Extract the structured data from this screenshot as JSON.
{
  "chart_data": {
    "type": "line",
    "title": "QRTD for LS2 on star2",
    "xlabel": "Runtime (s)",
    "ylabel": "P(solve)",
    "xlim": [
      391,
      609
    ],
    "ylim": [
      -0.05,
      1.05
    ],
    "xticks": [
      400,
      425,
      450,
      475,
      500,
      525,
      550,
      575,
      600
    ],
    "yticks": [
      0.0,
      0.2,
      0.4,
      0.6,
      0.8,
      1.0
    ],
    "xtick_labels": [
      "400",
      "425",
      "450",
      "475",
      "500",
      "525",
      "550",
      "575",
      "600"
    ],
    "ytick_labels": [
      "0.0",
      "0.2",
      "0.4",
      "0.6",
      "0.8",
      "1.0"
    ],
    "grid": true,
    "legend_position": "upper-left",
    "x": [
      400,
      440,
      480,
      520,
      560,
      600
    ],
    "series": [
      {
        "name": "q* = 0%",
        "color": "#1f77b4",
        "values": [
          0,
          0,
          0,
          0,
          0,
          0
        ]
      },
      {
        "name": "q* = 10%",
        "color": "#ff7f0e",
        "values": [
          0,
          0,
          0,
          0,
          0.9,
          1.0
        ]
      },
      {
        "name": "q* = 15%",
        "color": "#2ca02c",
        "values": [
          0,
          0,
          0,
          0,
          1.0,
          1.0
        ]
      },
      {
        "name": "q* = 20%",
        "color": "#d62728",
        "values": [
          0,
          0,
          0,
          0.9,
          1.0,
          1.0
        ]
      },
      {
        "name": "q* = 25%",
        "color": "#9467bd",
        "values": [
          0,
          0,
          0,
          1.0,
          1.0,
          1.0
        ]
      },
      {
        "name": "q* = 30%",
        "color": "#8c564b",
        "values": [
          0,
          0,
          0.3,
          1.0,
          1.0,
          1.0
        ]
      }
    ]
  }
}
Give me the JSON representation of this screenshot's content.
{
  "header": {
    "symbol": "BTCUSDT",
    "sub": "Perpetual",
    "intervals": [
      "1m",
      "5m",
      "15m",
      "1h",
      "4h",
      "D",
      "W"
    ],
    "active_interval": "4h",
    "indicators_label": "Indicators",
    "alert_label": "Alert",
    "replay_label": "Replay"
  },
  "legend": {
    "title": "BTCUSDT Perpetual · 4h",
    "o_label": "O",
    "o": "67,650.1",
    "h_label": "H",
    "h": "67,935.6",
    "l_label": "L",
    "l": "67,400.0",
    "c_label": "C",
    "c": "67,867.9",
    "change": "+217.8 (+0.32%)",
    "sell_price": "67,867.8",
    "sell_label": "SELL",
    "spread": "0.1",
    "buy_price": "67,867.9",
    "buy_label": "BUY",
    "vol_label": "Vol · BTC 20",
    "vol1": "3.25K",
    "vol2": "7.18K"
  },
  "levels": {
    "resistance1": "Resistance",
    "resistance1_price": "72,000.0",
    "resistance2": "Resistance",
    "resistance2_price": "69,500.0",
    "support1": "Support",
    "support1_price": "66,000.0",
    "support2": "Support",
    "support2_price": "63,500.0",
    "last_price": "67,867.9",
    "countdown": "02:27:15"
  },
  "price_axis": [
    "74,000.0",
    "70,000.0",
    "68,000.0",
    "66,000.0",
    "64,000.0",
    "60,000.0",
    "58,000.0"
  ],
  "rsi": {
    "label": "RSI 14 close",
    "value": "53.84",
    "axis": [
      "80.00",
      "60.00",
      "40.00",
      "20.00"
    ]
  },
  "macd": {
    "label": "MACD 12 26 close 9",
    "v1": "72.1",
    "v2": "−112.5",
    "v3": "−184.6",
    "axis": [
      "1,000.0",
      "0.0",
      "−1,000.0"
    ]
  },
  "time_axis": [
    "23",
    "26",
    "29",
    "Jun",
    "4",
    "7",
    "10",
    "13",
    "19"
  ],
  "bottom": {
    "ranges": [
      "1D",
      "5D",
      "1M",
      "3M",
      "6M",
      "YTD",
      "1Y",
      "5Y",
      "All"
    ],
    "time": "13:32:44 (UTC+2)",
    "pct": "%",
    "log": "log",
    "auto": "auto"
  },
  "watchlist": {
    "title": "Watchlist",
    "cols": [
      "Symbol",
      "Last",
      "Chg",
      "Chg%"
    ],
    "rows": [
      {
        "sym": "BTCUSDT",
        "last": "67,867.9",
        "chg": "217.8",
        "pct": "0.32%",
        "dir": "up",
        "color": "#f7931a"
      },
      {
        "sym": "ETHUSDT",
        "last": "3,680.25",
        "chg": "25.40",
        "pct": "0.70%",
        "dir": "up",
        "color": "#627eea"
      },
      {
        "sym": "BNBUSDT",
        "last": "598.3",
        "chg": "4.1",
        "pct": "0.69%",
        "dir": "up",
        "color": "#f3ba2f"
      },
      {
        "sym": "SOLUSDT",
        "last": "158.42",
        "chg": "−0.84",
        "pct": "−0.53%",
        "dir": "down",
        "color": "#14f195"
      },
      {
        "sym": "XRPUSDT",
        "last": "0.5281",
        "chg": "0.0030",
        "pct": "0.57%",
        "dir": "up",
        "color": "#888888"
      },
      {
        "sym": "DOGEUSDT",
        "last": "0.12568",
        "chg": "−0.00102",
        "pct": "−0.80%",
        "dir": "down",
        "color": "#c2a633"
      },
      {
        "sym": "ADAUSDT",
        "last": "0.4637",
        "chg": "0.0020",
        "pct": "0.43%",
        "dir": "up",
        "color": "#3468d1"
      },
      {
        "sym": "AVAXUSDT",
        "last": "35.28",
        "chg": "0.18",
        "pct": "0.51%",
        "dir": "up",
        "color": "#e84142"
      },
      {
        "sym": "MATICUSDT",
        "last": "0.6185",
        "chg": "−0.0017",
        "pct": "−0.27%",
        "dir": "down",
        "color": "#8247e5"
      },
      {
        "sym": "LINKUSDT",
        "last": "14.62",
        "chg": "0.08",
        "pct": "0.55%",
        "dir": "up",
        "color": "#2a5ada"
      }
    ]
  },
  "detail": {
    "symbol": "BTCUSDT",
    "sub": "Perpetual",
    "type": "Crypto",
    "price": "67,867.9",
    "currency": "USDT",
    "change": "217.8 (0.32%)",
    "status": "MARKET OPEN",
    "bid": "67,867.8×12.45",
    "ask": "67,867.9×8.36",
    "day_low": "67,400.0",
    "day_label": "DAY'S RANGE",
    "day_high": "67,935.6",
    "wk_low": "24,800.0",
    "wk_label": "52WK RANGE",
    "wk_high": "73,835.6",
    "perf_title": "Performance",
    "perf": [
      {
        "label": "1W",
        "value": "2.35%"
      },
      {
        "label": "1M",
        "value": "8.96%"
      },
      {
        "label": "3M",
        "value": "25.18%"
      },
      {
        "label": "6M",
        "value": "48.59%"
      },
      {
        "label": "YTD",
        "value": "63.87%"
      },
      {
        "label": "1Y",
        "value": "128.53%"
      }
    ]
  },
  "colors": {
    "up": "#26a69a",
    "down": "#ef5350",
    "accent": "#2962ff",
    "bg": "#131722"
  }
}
========================================
Task: Copy all the lines above that hold the string "name".

Result:
        "name": "q* = 0%",
        "name": "q* = 10%",
        "name": "q* = 15%",
        "name": "q* = 20%",
        "name": "q* = 25%",
        "name": "q* = 30%",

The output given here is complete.